▶ [DIRECTIVE]: Exclude the pictures, then copy all remaining records exactly.

Stored items:
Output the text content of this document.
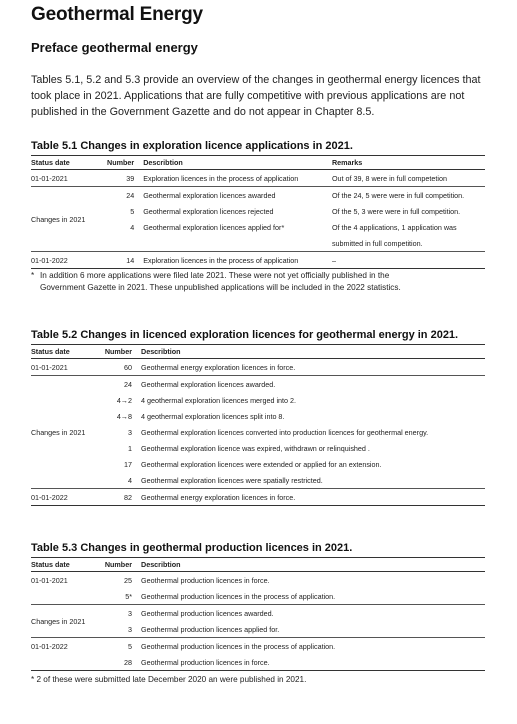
Geothermal Energy
Preface geothermal energy

Tables 5.1, 5.2 and 5.3 provide an overview of the changes in geothermal energy licences that took place in 2021. Applications that are fully competitive with previous applications are not published in the Government Gazette and do not appear in Chapter 8.5.

Table 5.1 Changes in exploration licence applications in 2021.

Status date	Number	Describtion	Remarks
01-01-2021	39	Exploration licences in the process of application	Out of 39, 8 were in full competetion
Changes in 2021	24	Geothermal exploration licences awarded	Of the 24, 5 were were in full competition.
	5	Geothermal exploration licences rejected	Of the 5, 3 were were in full competition.
	4	Geothermal exploration licences applied for*	Of the 4 applications, 1 application was
			submitted in full competition.
01-01-2022	14	Exploration licences in the process of application	–

* In addition 6 more applications were filed late 2021. These were not yet officially published in the
Government Gazette in 2021. These unpublished applications will be included in the 2022 statistics.

Table 5.2 Changes in licenced exploration licences for geothermal energy in 2021.

Status date	Number	Describtion
01-01-2021	60	Geothermal energy exploration licences in force.
Changes in 2021	24	Geothermal exploration licences awarded.
	4→2	4 geothermal exploration licences merged into 2.
	4→8	4 geothermal exploration licences split into 8.
	3	Geothermal exploration licences converted into production licences for geothermal energy.
	1	Geothermal exploration licence was expired, withdrawn or relinquished .
	17	Geothermal exploration licences were extended or applied for an extension.
	4	Geothermal exploration licences were spatially restricted.
01-01-2022	82	Geothermal energy exploration licences in force.

Table 5.3 Changes in geothermal production licences in 2021.

Status date	Number	Describtion
01-01-2021	25	Geothermal production licences in force.
	5*	Geothermal production licences in the process of application.
Changes in 2021	3	Geothermal production licences awarded.
	3	Geothermal production licences applied for.
01-01-2022	5	Geothermal production licences in the process of application.
	28	Geothermal production licences in force.

* 2 of these were submitted late December 2020 an were published in 2021.
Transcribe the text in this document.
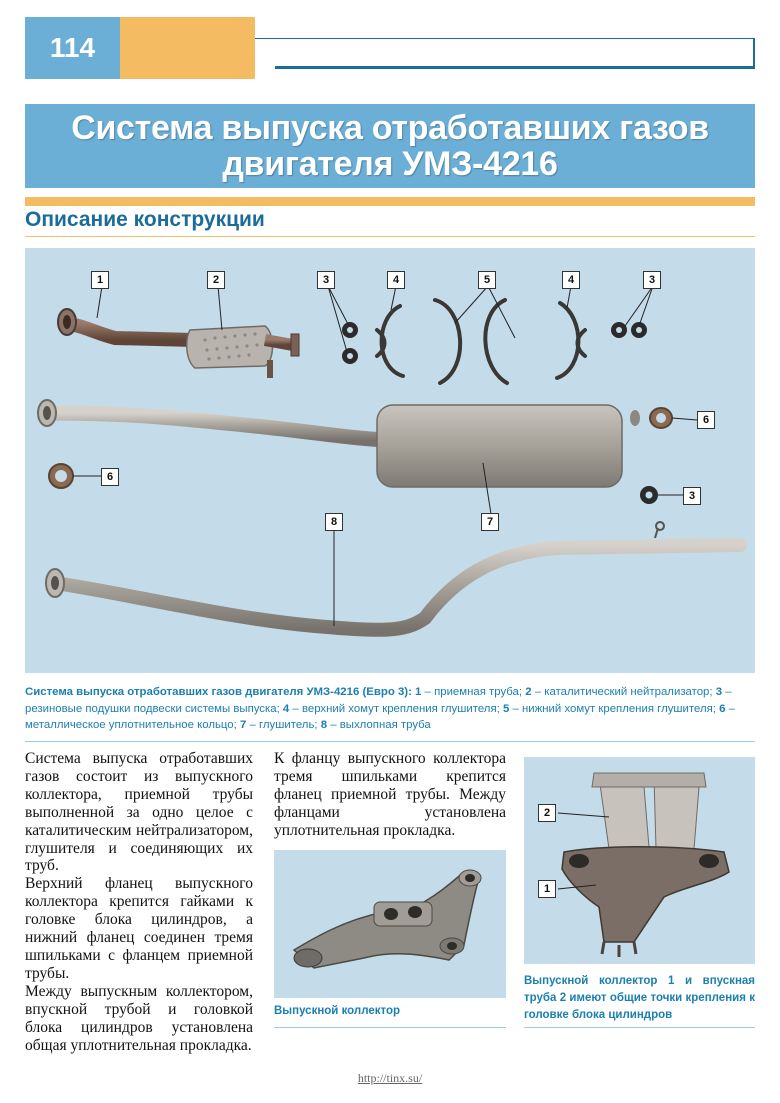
114
Система выпуска отработавших газов
двигателя УМЗ-4216
Описание конструкции
1	2	3	4	5	4	3
6
6
7
3
8
Система выпуска отработавших газов двигателя УМЗ-4216 (Евро 3): 1 – приемная труба; 2 – каталитический нейтрализатор; 3 – резиновые подушки подвески системы выпуска; 4 – верхний хомут крепления глушителя; 5 – нижний хомут крепления глушителя; 6 – металлическое уплотнительное кольцо; 7 – глушитель; 8 – выхлопная труба

Система выпуска отработавших газов состоит из выпускного коллектора, приемной трубы выполненной за одно целое с каталитическим нейтрализатором, глушителя и соединяющих их труб.

Верхний фланец выпускного коллектора крепится гайками к головке блока цилиндров, а нижний фланец соединен тремя шпильками с фланцем приемной трубы.

Между выпускным коллектором, впускной трубой и головкой блока цилиндров установлена общая уплотнительная прокладка.

К фланцу выпускного коллектора тремя шпильками крепится фланец приемной трубы. Между фланцами установлена уплотнительная прокладка.

Выпускной коллектор
2
1
Выпускной коллектор 1 и впускная труба 2 имеют общие точки крепления к головке блока цилиндров
http://tinx.su/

▶ [COMPLETE ANSWER]:
Output the text content of this document.
Geothermal Energy
Preface geothermal energy

Tables 5.1, 5.2 and 5.3 provide an overview of the changes in geothermal energy licences that took place in 2021. Applications that are fully competitive with previous applications are not published in the Government Gazette and do not appear in Chapter 8.5.

Table 5.1 Changes in exploration licence applications in 2021.

Status date	Number	Describtion	Remarks
01-01-2021	39	Exploration licences in the process of application	Out of 39, 8 were in full competetion
Changes in 2021	24	Geothermal exploration licences awarded	Of the 24, 5 were were in full competition.
	5	Geothermal exploration licences rejected	Of the 5, 3 were were in full competition.
	4	Geothermal exploration licences applied for*	Of the 4 applications, 1 application was
			submitted in full competition.
01-01-2022	14	Exploration licences in the process of application	–

* In addition 6 more applications were filed late 2021. These were not yet officially published in the
Government Gazette in 2021. These unpublished applications will be included in the 2022 statistics.

Table 5.2 Changes in licenced exploration licences for geothermal energy in 2021.

Status date	Number	Describtion
01-01-2021	60	Geothermal energy exploration licences in force.
Changes in 2021	24	Geothermal exploration licences awarded.
	4→2	4 geothermal exploration licences merged into 2.
	4→8	4 geothermal exploration licences split into 8.
	3	Geothermal exploration licences converted into production licences for geothermal energy.
	1	Geothermal exploration licence was expired, withdrawn or relinquished .
	17	Geothermal exploration licences were extended or applied for an extension.
	4	Geothermal exploration licences were spatially restricted.
01-01-2022	82	Geothermal energy exploration licences in force.

Table 5.3 Changes in geothermal production licences in 2021.

Status date	Number	Describtion
01-01-2021	25	Geothermal production licences in force.
	5*	Geothermal production licences in the process of application.
Changes in 2021	3	Geothermal production licences awarded.
	3	Geothermal production licences applied for.
01-01-2022	5	Geothermal production licences in the process of application.
	28	Geothermal production licences in force.

* 2 of these were submitted late December 2020 an were published in 2021.
Transcribe the text in this document.
114
Система выпуска отработавших газов
двигателя УМЗ-4216
Описание конструкции
1	2	3	4	5	4	3
6
6
7
3
8
Система выпуска отработавших газов двигателя УМЗ-4216 (Евро 3): 1 – приемная труба; 2 – каталитический нейтрализатор; 3 – резиновые подушки подвески системы выпуска; 4 – верхний хомут крепления глушителя; 5 – нижний хомут крепления глушителя; 6 – металлическое уплотнительное кольцо; 7 – глушитель; 8 – выхлопная труба

Система выпуска отработавших газов состоит из выпускного коллектора, приемной трубы выполненной за одно целое с каталитическим нейтрализатором, глушителя и соединяющих их труб.

Верхний фланец выпускного коллектора крепится гайками к головке блока цилиндров, а нижний фланец соединен тремя шпильками с фланцем приемной трубы.

Между выпускным коллектором, впускной трубой и головкой блока цилиндров установлена общая уплотнительная прокладка.

К фланцу выпускного коллектора тремя шпильками крепится фланец приемной трубы. Между фланцами установлена уплотнительная прокладка.

Выпускной коллектор
2
1
Выпускной коллектор 1 и впускная труба 2 имеют общие точки крепления к головке блока цилиндров
http://tinx.su/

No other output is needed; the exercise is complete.